TASK
Can you turn every line of the items below into a Markdown table with the columns "Row" and "Content", numbering each row and leaving out blank lines?

DATA EXCERPTS
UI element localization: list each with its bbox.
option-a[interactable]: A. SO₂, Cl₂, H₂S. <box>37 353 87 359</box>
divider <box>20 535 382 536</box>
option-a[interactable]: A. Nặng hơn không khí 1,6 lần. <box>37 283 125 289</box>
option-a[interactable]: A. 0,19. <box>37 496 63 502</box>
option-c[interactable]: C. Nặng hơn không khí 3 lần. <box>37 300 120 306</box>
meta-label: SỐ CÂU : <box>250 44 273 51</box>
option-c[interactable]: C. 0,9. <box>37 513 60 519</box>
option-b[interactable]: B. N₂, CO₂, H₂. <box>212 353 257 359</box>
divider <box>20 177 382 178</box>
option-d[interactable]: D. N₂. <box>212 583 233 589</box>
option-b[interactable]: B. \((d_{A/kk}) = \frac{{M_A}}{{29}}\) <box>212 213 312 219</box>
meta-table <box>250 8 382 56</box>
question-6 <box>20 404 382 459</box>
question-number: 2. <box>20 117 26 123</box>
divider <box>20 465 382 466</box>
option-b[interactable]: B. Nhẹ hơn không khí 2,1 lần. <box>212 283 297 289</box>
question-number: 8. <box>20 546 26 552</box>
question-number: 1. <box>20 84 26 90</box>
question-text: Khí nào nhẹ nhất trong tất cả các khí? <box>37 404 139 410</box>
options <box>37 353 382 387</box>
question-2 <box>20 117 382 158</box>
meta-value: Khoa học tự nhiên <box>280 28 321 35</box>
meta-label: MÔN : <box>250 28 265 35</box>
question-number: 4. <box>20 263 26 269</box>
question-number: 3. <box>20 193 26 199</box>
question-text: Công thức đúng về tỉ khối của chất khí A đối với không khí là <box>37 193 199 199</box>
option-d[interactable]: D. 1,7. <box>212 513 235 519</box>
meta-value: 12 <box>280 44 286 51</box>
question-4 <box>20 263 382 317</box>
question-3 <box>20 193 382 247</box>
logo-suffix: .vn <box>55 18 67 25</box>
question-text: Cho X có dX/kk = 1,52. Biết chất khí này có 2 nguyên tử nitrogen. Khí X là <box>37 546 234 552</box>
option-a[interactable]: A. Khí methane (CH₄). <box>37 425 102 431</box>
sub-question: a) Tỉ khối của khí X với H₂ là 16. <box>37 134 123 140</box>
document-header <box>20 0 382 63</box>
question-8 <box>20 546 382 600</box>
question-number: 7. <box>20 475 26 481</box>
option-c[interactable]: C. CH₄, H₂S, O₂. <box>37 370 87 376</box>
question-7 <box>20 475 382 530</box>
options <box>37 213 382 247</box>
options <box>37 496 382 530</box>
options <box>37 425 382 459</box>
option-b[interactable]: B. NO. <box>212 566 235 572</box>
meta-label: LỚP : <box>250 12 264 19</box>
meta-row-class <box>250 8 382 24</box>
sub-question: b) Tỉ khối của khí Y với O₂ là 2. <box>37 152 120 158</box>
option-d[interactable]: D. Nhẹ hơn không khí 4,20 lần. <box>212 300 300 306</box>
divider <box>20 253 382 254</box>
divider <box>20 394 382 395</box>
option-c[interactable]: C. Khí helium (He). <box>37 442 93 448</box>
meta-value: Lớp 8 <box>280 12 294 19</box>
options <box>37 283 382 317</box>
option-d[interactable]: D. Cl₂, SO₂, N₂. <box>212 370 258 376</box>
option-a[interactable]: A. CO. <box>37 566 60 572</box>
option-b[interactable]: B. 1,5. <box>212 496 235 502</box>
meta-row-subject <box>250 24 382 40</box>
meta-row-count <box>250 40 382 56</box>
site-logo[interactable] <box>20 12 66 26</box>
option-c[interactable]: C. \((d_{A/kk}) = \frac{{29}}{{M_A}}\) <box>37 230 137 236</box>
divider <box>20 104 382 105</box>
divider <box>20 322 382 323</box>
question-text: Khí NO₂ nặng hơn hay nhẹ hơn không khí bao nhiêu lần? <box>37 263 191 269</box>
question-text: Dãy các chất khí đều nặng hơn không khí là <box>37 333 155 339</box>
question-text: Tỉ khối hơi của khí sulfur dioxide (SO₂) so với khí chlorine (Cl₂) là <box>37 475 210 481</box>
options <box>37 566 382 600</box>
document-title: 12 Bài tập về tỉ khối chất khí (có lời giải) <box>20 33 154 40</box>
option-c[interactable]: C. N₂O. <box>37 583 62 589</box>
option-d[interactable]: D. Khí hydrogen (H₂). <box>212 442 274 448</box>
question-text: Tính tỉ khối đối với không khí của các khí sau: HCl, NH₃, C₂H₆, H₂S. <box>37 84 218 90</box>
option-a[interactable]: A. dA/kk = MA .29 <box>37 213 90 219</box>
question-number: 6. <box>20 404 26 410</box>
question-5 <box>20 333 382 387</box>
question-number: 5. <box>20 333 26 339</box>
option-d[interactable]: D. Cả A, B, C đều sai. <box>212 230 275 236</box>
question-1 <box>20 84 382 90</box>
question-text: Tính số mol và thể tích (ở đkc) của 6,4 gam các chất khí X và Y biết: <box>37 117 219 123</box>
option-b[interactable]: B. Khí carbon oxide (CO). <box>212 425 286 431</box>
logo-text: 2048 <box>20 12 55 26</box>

WRITTEN ANSWER
| Row | Content |
|---|---|
| 1 | UI element localization: list each with its bbox. |
| 2 | option-a[interactable]: A. SO₂, Cl₂, H₂S. <box>37 353 87 359</box> |
| 3 | divider <box>20 535 382 536</box> |
| 4 | option-a[interactable]: A. Nặng hơn không khí 1,6 lần. <box>37 283 125 289</box> |
| 5 | option-a[interactable]: A. 0,19. <box>37 496 63 502</box> |
| 6 | option-c[interactable]: C. Nặng hơn không khí 3 lần. <box>37 300 120 306</box> |
| 7 | meta-label: SỐ CÂU : <box>250 44 273 51</box> |
| 8 | option-c[interactable]: C. 0,9. <box>37 513 60 519</box> |
| 9 | option-b[interactable]: B. N₂, CO₂, H₂. <box>212 353 257 359</box> |
| 10 | divider <box>20 177 382 178</box> |
| 11 | option-d[interactable]: D. N₂. <box>212 583 233 589</box> |
| 12 | option-b[interactable]: B. \((d_{A/kk}) = \frac{{M_A}}{{29}}\) <box>212 213 312 219</box> |
| 13 | meta-table <box>250 8 382 56</box> |
| 14 | question-6 <box>20 404 382 459</box> |
| 15 | question-number: 2. <box>20 117 26 123</box> |
| 16 | divider <box>20 465 382 466</box> |
| 17 | option-b[interactable]: B. Nhẹ hơn không khí 2,1 lần. <box>212 283 297 289</box> |
| 18 | question-number: 8. <box>20 546 26 552</box> |
| 19 | question-number: 1. <box>20 84 26 90</box> |
| 20 | question-text: Khí nào nhẹ nhất trong tất cả các khí? <box>37 404 139 410</box> |
| 21 | options <box>37 353 382 387</box> |
| 22 | question-2 <box>20 117 382 158</box> |
| 23 | meta-value: Khoa học tự nhiên <box>280 28 321 35</box> |
| 24 | meta-label: MÔN : <box>250 28 265 35</box> |
| 25 | question-number: 4. <box>20 263 26 269</box> |
| 26 | question-number: 3. <box>20 193 26 199</box> |
| 27 | question-text: Công thức đúng về tỉ khối của chất khí A đối với không khí là <box>37 193 199 199</box> |
| 28 | option-d[interactable]: D. 1,7. <box>212 513 235 519</box> |
| 29 | meta-value: 12 <box>280 44 286 51</box> |
| 30 | question-4 <box>20 263 382 317</box> |
| 31 | question-3 <box>20 193 382 247</box> |
| 32 | logo-suffix: .vn <box>55 18 67 25</box> |
| 33 | question-text: Cho X có dX/kk = 1,52. Biết chất khí này có 2 nguyên tử nitrogen. Khí X là <box>37 546 234 552</box> |
| 34 | option-a[interactable]: A. Khí methane (CH₄). <box>37 425 102 431</box> |
| 35 | sub-question: a) Tỉ khối của khí X với H₂ là 16. <box>37 134 123 140</box> |
| 36 | document-header <box>20 0 382 63</box> |
| 37 | question-8 <box>20 546 382 600</box> |
| 38 | question-number: 7. <box>20 475 26 481</box> |
| 39 | option-c[interactable]: C. CH₄, H₂S, O₂. <box>37 370 87 376</box> |
| 40 | question-7 <box>20 475 382 530</box> |
| 41 | options <box>37 213 382 247</box> |
| 42 | options <box>37 496 382 530</box> |
| 43 | options <box>37 425 382 459</box> |
| 44 | option-b[interactable]: B. NO. <box>212 566 235 572</box> |
| 45 | meta-label: LỚP : <box>250 12 264 19</box> |
| 46 | meta-row-class <box>250 8 382 24</box> |
| 47 | sub-question: b) Tỉ khối của khí Y với O₂ là 2. <box>37 152 120 158</box> |
| 48 | option-d[interactable]: D. Nhẹ hơn không khí 4,20 lần. <box>212 300 300 306</box> |
| 49 | divider <box>20 253 382 254</box> |
| 50 | divider <box>20 394 382 395</box> |
| 51 | option-c[interactable]: C. Khí helium (He). <box>37 442 93 448</box> |
| 52 | meta-value: Lớp 8 <box>280 12 294 19</box> |
| 53 | options <box>37 283 382 317</box> |
| 54 | option-d[interactable]: D. Cl₂, SO₂, N₂. <box>212 370 258 376</box> |
| 55 | option-a[interactable]: A. CO. <box>37 566 60 572</box> |
| 56 | option-b[interactable]: B. 1,5. <box>212 496 235 502</box> |
| 57 | meta-row-subject <box>250 24 382 40</box> |
| 58 | meta-row-count <box>250 40 382 56</box> |
| 59 | site-logo[interactable] <box>20 12 66 26</box> |
| 60 | option-c[interactable]: C. \((d_{A/kk}) = \frac{{29}}{{M_A}}\) <box>37 230 137 236</box> |
| 61 | divider <box>20 104 382 105</box> |
| 62 | divider <box>20 322 382 323</box> |
| 63 | question-text: Khí NO₂ nặng hơn hay nhẹ hơn không khí bao nhiêu lần? <box>37 263 191 269</box> |
| 64 | question-text: Dãy các chất khí đều nặng hơn không khí là <box>37 333 155 339</box> |
| 65 | question-text: Tỉ khối hơi của khí sulfur dioxide (SO₂) so với khí chlorine (Cl₂) là <box>37 475 210 481</box> |
| 66 | options <box>37 566 382 600</box> |
| 67 | document-title: 12 Bài tập về tỉ khối chất khí (có lời giải) <box>20 33 154 40</box> |
| 68 | option-c[interactable]: C. N₂O. <box>37 583 62 589</box> |
| 69 | option-d[interactable]: D. Khí hydrogen (H₂). <box>212 442 274 448</box> |
| 70 | question-text: Tính tỉ khối đối với không khí của các khí sau: HCl, NH₃, C₂H₆, H₂S. <box>37 84 218 90</box> |
| 71 | option-a[interactable]: A. dA/kk = MA .29 <box>37 213 90 219</box> |
| 72 | question-number: 6. <box>20 404 26 410</box> |
| 73 | question-5 <box>20 333 382 387</box> |
| 74 | question-number: 5. <box>20 333 26 339</box> |
| 75 | option-d[interactable]: D. Cả A, B, C đều sai. <box>212 230 275 236</box> |
| 76 | question-1 <box>20 84 382 90</box> |
| 77 | question-text: Tính số mol và thể tích (ở đkc) của 6,4 gam các chất khí X và Y biết: <box>37 117 219 123</box> |
| 78 | option-b[interactable]: B. Khí carbon oxide (CO). <box>212 425 286 431</box> |
| 79 | logo-text: 2048 <box>20 12 55 26</box> |